## DIRECTIONS FOR THIS TASK
Reproduce this listing in full.
____ AVAILABLE RECORDS
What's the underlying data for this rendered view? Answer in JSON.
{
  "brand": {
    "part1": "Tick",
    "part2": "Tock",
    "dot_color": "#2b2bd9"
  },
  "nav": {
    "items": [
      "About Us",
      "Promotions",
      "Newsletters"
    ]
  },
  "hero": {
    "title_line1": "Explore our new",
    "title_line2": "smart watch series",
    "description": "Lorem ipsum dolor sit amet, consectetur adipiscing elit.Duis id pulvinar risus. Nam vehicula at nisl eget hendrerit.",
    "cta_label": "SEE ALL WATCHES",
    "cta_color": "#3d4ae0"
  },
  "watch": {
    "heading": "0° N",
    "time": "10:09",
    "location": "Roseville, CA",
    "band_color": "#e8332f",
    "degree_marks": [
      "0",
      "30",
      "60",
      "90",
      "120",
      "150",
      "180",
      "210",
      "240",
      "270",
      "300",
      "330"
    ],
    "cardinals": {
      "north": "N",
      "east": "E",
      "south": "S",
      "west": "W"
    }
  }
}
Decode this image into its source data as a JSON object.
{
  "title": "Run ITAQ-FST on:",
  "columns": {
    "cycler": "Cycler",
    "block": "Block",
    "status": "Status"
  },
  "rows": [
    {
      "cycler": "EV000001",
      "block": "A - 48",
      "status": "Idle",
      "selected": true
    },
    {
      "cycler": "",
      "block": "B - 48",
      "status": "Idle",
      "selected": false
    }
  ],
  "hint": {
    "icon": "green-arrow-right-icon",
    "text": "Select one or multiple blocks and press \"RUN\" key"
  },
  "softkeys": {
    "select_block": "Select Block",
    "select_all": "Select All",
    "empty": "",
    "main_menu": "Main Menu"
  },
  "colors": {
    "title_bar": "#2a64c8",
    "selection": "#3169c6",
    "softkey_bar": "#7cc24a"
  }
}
________
## PROBLEM SOLUTION
What's the underlying data for this rendered view? Answer in JSON.
{
  "brand": {
    "part1": "Tick",
    "part2": "Tock",
    "dot_color": "#2b2bd9"
  },
  "nav": {
    "items": [
      "About Us",
      "Promotions",
      "Newsletters"
    ]
  },
  "hero": {
    "title_line1": "Explore our new",
    "title_line2": "smart watch series",
    "description": "Lorem ipsum dolor sit amet, consectetur adipiscing elit.Duis id pulvinar risus. Nam vehicula at nisl eget hendrerit.",
    "cta_label": "SEE ALL WATCHES",
    "cta_color": "#3d4ae0"
  },
  "watch": {
    "heading": "0° N",
    "time": "10:09",
    "location": "Roseville, CA",
    "band_color": "#e8332f",
    "degree_marks": [
      "0",
      "30",
      "60",
      "90",
      "120",
      "150",
      "180",
      "210",
      "240",
      "270",
      "300",
      "330"
    ],
    "cardinals": {
      "north": "N",
      "east": "E",
      "south": "S",
      "west": "W"
    }
  }
}
Decode this image into its source data as a JSON object.
{
  "title": "Run ITAQ-FST on:",
  "columns": {
    "cycler": "Cycler",
    "block": "Block",
    "status": "Status"
  },
  "rows": [
    {
      "cycler": "EV000001",
      "block": "A - 48",
      "status": "Idle",
      "selected": true
    },
    {
      "cycler": "",
      "block": "B - 48",
      "status": "Idle",
      "selected": false
    }
  ],
  "hint": {
    "icon": "green-arrow-right-icon",
    "text": "Select one or multiple blocks and press \"RUN\" key"
  },
  "softkeys": {
    "select_block": "Select Block",
    "select_all": "Select All",
    "empty": "",
    "main_menu": "Main Menu"
  },
  "colors": {
    "title_bar": "#2a64c8",
    "selection": "#3169c6",
    "softkey_bar": "#7cc24a"
  }
}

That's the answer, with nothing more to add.